DIRECTIONS: Lay out every line of the records below as a numbered list, skipping any blank lines and leaving the pictures out.
━━ DATA
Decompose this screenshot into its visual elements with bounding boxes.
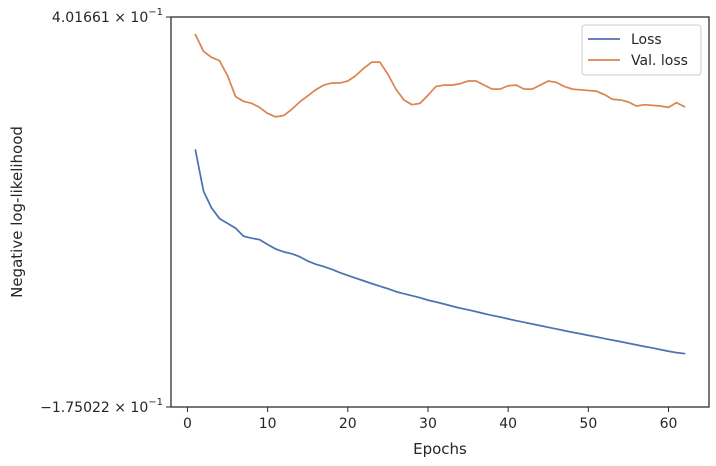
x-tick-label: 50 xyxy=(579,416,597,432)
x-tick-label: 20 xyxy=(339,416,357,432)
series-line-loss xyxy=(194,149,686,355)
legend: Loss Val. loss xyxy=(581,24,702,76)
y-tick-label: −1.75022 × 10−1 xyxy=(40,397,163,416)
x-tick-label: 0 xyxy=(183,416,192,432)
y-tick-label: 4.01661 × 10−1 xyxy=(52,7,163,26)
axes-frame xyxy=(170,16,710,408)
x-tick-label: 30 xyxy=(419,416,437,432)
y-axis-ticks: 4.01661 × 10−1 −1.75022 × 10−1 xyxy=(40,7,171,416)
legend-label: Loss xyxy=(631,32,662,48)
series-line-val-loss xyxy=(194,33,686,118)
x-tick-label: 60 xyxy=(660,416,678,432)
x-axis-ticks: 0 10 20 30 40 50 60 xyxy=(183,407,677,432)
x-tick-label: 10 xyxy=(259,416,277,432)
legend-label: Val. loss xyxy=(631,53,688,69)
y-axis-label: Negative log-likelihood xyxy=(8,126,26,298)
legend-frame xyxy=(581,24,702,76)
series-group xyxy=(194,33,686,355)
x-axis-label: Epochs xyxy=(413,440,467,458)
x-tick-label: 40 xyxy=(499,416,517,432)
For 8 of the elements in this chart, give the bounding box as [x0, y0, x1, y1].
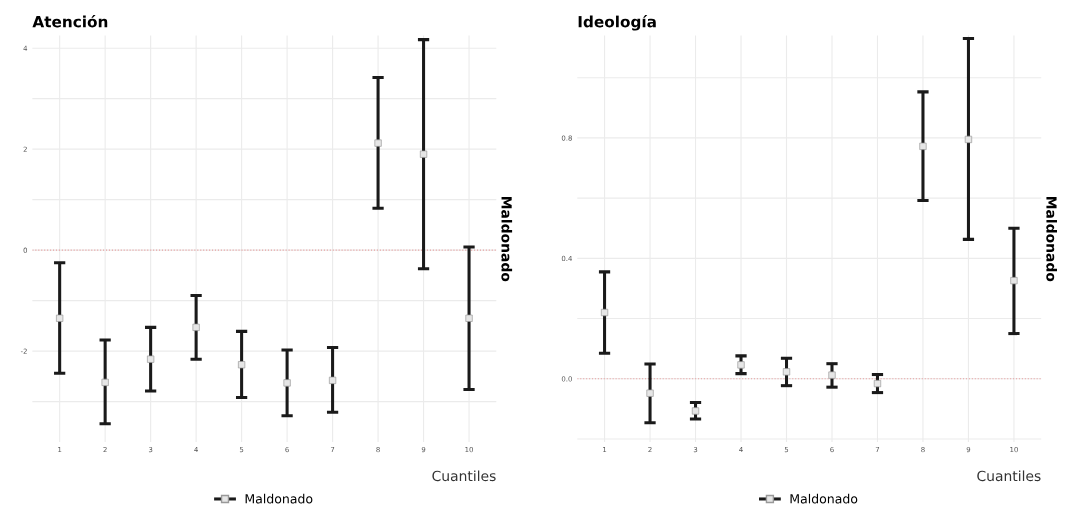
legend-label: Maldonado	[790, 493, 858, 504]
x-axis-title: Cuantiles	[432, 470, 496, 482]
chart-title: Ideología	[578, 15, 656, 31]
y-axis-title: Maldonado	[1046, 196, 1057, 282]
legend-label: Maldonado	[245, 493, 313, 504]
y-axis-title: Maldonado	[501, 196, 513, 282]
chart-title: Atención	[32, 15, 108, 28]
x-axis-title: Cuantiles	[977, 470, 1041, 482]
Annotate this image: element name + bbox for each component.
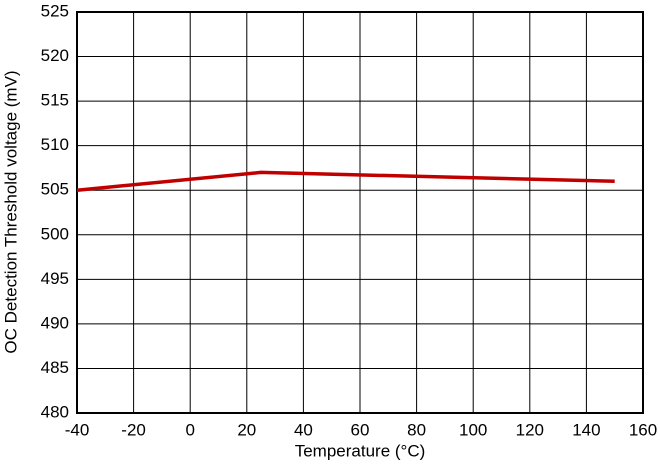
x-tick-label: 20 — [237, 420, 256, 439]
━━━━
SOLUTION TO THIS EXERCISE:
1. Decompose this screenshot into its visual elements with bounding boxes.
2. x-tick-label: 50 xyxy=(579,416,597,432)
3. x-tick-label: 20 xyxy=(339,416,357,432)
4. series-line-loss xyxy=(194,149,686,355)
5. legend: Loss Val. loss xyxy=(581,24,702,76)
6. y-tick-label: −1.75022 × 10−1 xyxy=(40,397,163,416)
7. x-tick-label: 0 xyxy=(183,416,192,432)
8. y-tick-label: 4.01661 × 10−1 xyxy=(52,7,163,26)
9. axes-frame xyxy=(170,16,710,408)
10. x-tick-label: 30 xyxy=(419,416,437,432)
11. y-axis-ticks: 4.01661 × 10−1 −1.75022 × 10−1 xyxy=(40,7,171,416)
12. legend-label: Loss xyxy=(631,32,662,48)
13. series-line-val-loss xyxy=(194,33,686,118)
14. x-tick-label: 60 xyxy=(660,416,678,432)
15. x-axis-ticks: 0 10 20 30 40 50 60 xyxy=(183,407,677,432)
16. x-tick-label: 10 xyxy=(259,416,277,432)
17. legend-label: Val. loss xyxy=(631,53,688,69)
18. y-axis-label: Negative log-likelihood xyxy=(8,126,26,298)
19. legend-frame xyxy=(581,24,702,76)
20. series-group xyxy=(194,33,686,355)
21. x-axis-label: Epochs xyxy=(413,440,467,458)
22. x-tick-label: 40 xyxy=(499,416,517,432)
23. For 8 of the elements in this chart, give the bounding box as [x0, y0, x1, y1].
24. legend-label: Maldonado	[790, 493, 858, 504]
25. x-axis-title: Cuantiles	[432, 470, 496, 482]
26. chart-title: Ideología	[578, 15, 656, 31]
27. y-axis-title: Maldonado	[1046, 196, 1057, 282]
28. legend-label: Maldonado	[245, 493, 313, 504]
29. y-axis-title: Maldonado	[501, 196, 513, 282]
30. chart-title: Atención	[32, 15, 108, 28]
31. x-axis-title: Cuantiles	[977, 470, 1041, 482]
32. Annotate this image: element name + bbox for each component.
33. x-tick-label: 20 — [237, 420, 256, 439]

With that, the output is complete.